WHAT YOU WILL DO:
Extract all lines from the data beneath that include the word "英ポンド".

--- Begin PROVIDED RECORDS ---

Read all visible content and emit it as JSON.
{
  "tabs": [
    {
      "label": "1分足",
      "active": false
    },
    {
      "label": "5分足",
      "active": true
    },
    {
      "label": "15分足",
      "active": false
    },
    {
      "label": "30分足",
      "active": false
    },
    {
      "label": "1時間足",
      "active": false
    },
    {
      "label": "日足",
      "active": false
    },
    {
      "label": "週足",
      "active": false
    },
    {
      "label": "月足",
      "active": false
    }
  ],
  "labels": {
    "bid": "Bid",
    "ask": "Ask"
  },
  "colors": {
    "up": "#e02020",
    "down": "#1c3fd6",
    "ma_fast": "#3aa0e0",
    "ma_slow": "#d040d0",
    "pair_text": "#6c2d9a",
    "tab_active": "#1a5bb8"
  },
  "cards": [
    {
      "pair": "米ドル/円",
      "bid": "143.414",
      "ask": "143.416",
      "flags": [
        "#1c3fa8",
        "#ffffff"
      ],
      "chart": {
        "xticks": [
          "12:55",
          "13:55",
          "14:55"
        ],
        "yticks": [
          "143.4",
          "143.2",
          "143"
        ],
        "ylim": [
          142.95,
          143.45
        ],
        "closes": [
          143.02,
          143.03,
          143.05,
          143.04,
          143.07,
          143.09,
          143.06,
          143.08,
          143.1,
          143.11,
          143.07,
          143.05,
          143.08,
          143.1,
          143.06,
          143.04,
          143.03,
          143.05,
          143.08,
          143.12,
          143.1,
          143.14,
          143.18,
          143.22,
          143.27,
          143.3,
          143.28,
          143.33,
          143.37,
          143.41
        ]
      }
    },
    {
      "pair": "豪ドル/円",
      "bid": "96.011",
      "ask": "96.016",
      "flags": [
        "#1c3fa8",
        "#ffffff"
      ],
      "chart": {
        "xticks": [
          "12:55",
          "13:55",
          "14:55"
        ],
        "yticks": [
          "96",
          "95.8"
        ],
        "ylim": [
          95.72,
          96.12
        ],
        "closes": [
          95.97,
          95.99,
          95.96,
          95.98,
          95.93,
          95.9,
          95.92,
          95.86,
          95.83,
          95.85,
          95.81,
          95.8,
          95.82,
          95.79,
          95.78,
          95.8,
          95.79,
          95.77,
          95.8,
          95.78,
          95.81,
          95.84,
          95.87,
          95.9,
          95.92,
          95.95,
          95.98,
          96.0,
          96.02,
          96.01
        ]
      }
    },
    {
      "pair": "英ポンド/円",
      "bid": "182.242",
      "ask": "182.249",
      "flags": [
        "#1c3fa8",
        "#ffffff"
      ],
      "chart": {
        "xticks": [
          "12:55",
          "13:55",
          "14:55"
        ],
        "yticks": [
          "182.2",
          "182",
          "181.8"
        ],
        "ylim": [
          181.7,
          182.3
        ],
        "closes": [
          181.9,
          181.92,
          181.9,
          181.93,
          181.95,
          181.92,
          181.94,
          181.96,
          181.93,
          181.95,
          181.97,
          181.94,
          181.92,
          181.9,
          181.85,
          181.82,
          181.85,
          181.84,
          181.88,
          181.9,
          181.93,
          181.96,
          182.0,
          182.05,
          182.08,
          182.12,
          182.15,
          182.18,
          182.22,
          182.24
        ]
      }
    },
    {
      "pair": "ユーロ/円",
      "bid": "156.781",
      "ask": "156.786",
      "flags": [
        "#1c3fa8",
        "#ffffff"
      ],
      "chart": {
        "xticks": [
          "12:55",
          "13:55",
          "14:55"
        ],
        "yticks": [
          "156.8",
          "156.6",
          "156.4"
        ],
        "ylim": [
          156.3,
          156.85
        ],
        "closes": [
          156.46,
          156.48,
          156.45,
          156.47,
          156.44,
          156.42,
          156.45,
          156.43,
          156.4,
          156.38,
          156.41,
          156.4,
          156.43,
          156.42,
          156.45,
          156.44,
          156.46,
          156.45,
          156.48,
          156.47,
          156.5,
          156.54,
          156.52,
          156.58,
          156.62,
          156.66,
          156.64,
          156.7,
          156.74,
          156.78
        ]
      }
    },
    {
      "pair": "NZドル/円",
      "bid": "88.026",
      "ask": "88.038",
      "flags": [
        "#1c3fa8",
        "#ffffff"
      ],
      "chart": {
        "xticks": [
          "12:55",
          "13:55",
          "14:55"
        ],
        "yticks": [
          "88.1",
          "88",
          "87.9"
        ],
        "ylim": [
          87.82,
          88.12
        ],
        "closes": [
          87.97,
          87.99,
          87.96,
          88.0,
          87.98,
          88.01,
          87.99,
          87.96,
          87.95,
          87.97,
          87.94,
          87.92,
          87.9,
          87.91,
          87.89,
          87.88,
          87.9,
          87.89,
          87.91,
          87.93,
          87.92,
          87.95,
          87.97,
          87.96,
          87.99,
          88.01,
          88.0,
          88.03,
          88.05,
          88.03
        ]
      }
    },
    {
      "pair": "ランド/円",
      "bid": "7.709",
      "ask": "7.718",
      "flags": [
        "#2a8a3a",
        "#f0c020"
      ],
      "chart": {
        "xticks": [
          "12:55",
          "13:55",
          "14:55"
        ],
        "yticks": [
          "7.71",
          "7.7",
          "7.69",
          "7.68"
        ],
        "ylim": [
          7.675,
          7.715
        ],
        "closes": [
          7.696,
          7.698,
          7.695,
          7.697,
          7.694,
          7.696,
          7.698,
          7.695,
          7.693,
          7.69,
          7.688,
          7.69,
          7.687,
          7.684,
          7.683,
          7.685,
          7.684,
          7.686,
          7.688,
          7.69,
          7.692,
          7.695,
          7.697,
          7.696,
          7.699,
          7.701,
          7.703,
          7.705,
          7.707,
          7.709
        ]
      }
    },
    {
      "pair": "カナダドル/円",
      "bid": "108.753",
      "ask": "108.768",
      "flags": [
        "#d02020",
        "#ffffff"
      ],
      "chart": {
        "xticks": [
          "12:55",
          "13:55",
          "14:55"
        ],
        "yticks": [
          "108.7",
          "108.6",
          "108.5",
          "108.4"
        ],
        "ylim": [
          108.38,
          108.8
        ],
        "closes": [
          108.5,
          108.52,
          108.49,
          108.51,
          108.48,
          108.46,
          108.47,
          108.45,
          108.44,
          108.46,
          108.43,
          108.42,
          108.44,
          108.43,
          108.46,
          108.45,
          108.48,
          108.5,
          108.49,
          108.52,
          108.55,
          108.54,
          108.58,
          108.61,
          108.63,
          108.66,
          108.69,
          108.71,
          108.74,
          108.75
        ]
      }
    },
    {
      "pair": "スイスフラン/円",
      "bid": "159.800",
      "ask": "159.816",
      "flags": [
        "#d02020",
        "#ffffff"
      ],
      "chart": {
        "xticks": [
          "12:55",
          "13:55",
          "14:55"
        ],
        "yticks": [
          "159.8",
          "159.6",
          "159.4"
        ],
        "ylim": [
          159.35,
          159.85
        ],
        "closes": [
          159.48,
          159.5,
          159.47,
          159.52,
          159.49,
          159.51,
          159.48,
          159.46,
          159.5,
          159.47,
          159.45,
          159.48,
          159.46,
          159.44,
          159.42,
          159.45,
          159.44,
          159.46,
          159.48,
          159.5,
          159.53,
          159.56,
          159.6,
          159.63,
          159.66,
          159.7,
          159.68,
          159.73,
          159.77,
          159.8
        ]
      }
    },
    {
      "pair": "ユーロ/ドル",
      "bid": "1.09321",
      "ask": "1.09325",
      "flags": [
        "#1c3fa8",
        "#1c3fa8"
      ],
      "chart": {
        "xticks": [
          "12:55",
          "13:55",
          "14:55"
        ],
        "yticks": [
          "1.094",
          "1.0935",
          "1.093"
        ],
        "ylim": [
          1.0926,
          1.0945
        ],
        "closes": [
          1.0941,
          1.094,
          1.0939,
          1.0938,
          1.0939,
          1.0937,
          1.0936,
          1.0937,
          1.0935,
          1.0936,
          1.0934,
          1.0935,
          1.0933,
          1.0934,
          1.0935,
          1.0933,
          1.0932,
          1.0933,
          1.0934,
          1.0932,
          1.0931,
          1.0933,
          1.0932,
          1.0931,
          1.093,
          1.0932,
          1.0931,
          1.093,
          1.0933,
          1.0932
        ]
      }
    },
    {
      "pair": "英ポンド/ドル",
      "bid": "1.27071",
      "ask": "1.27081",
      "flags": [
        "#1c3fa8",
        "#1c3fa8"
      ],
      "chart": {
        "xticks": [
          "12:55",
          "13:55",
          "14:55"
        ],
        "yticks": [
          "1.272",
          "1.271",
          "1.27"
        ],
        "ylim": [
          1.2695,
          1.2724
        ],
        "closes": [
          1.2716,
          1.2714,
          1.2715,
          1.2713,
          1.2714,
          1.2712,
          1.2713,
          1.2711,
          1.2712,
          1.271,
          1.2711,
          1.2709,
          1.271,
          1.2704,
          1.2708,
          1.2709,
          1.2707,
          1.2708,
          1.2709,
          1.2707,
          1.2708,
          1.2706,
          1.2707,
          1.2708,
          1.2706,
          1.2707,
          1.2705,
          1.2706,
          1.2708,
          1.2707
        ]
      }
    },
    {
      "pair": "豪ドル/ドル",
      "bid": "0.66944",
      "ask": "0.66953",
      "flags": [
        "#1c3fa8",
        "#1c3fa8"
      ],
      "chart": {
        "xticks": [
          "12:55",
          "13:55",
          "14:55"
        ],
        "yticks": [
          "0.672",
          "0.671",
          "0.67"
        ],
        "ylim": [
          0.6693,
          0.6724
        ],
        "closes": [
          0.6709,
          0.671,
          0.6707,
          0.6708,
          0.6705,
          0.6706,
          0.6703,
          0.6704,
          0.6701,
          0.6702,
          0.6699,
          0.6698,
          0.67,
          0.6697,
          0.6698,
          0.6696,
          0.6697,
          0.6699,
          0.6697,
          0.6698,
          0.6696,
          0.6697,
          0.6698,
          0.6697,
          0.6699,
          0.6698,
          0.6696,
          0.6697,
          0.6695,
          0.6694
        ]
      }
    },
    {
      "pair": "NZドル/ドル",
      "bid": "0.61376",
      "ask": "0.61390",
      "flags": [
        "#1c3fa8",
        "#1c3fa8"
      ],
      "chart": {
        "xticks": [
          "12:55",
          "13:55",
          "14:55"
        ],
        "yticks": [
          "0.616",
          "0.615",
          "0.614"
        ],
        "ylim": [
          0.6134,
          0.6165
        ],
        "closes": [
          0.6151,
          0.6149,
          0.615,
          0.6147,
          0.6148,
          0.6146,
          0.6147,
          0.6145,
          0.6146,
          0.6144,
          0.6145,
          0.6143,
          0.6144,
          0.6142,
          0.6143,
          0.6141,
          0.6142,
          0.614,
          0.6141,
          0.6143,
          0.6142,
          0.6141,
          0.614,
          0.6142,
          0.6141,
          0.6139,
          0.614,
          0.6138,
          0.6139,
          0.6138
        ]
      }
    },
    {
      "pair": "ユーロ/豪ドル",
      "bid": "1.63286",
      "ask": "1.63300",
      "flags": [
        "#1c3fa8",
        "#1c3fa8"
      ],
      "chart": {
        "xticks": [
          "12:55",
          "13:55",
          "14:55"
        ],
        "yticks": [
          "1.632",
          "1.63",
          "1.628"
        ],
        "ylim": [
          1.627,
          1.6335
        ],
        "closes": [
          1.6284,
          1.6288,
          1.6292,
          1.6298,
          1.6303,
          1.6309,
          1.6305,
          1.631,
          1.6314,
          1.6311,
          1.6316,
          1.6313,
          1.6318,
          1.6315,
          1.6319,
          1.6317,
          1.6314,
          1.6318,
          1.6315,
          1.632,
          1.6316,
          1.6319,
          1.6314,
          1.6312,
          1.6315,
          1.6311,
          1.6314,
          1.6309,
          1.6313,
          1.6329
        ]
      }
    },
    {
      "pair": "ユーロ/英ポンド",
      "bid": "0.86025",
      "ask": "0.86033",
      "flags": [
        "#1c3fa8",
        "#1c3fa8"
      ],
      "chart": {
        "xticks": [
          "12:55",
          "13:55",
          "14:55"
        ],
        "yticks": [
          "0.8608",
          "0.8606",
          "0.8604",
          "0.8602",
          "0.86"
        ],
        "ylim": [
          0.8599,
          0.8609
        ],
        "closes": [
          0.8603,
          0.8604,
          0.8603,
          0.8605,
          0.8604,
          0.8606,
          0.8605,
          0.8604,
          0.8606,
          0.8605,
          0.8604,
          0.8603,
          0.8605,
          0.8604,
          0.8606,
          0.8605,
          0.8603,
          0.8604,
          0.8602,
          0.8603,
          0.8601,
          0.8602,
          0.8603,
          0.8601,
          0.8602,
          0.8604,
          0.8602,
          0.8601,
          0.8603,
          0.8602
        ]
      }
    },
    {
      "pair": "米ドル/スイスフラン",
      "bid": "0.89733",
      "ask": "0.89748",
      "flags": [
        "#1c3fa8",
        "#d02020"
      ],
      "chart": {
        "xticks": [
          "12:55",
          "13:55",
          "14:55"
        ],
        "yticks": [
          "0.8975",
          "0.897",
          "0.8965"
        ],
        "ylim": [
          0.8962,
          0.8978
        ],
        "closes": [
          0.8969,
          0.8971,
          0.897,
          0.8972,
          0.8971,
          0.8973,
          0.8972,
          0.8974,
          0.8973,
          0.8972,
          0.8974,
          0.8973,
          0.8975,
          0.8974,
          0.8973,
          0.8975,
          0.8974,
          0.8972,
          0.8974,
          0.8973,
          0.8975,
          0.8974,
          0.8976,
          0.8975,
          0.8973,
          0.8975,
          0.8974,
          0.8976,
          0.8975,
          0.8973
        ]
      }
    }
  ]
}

--- End PROVIDED RECORDS ---

SOLUTION TO THE PROBLEM:
      "pair": "英ポンド/円",
      "pair": "英ポンド/ドル",
      "pair": "ユーロ/英ポンド",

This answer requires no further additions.